Aim of the exercise - Give only the number of lines that hold the word "state".

— start of Entries provided —

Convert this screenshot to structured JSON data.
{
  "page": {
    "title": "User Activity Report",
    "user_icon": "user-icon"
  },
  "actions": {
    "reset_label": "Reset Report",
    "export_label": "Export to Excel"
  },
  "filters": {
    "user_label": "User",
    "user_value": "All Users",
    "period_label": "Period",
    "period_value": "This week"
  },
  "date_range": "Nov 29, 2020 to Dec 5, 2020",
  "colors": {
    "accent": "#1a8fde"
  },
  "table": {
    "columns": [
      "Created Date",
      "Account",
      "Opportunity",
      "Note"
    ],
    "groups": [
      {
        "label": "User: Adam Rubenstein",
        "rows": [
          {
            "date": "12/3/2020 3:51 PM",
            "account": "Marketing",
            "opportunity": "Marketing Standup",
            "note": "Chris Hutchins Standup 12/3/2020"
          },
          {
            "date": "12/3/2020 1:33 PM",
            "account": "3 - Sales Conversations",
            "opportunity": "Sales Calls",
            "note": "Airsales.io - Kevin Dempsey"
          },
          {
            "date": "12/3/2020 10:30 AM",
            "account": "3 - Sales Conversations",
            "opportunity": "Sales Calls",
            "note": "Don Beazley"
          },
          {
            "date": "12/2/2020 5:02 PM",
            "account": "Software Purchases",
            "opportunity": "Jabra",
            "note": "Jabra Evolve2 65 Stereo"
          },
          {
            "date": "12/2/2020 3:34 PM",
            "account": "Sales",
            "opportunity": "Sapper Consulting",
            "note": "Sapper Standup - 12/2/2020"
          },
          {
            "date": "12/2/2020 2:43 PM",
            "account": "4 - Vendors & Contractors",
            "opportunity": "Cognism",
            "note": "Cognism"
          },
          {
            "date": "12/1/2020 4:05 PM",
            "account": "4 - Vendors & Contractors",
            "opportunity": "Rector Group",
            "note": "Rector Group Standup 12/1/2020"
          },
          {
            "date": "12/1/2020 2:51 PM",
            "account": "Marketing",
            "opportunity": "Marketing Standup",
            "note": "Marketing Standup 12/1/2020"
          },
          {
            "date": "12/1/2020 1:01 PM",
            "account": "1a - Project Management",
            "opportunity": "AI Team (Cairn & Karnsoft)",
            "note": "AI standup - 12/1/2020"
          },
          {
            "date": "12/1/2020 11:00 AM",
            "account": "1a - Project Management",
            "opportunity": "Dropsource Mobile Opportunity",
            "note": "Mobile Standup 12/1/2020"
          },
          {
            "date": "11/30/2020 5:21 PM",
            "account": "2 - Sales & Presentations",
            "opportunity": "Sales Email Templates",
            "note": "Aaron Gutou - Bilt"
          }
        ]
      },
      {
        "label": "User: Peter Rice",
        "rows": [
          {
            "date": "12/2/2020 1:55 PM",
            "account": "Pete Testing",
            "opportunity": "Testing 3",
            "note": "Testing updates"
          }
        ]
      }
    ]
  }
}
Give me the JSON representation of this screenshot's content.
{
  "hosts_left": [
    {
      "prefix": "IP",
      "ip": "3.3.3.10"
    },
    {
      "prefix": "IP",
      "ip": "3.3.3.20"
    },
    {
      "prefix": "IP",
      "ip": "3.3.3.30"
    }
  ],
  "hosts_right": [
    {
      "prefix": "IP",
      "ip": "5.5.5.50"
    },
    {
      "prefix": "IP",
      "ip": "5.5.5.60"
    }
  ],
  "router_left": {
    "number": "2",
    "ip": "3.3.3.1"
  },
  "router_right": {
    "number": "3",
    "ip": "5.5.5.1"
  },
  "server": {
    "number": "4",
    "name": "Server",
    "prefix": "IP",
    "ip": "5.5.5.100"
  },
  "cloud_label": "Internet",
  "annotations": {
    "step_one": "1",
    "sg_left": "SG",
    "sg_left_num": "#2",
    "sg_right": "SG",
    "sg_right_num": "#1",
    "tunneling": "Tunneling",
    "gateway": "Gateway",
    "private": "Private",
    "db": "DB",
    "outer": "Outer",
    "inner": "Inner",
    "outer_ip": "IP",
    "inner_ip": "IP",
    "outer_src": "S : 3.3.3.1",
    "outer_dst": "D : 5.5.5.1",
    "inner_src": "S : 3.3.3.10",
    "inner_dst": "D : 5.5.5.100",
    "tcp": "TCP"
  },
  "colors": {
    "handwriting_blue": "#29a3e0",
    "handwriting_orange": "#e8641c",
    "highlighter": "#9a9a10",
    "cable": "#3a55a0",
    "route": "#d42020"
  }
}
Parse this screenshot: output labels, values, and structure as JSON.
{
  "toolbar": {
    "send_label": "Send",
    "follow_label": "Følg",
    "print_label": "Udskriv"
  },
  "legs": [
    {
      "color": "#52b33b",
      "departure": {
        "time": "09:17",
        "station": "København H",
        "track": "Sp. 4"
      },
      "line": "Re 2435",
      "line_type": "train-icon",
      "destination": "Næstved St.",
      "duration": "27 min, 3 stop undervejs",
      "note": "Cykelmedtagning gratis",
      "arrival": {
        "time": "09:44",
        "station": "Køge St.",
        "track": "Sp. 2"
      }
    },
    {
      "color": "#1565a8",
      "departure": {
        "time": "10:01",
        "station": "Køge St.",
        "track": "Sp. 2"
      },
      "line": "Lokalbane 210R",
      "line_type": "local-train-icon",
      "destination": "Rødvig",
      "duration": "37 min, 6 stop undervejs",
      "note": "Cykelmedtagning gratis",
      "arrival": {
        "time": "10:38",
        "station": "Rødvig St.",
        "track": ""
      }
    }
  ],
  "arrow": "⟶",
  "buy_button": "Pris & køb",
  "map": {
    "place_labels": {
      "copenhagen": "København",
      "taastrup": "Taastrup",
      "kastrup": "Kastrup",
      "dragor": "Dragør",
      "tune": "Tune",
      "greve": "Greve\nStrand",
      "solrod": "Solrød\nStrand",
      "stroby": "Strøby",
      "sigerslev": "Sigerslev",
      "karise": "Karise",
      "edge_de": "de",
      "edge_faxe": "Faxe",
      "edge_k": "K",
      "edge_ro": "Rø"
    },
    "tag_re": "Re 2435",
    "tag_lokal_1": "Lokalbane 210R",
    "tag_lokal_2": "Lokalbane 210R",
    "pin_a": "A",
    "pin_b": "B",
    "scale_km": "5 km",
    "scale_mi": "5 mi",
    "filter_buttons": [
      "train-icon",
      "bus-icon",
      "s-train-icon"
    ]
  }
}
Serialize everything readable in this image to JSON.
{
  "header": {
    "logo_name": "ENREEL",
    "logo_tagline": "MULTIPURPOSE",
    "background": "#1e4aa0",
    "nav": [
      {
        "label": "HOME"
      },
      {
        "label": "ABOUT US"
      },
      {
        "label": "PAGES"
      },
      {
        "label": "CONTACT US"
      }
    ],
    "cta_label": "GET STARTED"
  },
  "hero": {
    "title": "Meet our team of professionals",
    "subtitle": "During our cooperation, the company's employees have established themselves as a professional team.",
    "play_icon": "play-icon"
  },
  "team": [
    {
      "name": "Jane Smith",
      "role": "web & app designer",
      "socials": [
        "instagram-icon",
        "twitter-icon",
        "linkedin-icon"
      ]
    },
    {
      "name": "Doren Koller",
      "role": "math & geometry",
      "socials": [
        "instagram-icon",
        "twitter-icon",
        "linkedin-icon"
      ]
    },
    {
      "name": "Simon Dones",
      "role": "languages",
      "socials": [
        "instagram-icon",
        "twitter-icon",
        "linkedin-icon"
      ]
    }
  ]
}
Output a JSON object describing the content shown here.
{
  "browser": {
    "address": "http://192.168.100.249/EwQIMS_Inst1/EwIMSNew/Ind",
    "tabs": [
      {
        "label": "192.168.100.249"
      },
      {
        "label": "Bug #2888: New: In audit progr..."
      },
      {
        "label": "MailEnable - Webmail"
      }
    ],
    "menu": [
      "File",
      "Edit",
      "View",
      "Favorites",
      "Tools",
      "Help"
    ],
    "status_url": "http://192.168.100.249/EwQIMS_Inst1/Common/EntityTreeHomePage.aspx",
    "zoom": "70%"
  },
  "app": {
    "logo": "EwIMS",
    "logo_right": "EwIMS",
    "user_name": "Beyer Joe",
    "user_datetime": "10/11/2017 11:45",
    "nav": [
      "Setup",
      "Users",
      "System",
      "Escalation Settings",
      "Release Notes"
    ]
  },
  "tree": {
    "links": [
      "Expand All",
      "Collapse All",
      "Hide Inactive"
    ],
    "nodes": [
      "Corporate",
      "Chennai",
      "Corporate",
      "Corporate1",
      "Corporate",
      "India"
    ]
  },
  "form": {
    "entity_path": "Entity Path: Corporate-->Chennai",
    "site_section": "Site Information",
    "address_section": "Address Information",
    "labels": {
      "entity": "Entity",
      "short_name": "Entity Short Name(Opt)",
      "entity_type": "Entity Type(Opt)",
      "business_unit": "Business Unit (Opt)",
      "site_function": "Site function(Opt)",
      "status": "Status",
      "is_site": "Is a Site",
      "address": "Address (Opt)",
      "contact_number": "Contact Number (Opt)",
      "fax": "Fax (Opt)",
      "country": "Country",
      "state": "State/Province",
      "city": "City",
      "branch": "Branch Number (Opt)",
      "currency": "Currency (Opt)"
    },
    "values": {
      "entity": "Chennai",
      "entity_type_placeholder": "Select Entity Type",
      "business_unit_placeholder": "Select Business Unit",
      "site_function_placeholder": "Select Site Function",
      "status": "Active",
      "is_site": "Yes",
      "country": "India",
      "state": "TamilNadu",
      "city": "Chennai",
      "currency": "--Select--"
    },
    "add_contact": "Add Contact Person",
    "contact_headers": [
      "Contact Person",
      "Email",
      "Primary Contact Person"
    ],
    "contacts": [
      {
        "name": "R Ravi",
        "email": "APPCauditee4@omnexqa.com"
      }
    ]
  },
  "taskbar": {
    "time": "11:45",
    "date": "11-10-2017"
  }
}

— end of Entries provided —

Result for this exercise - 2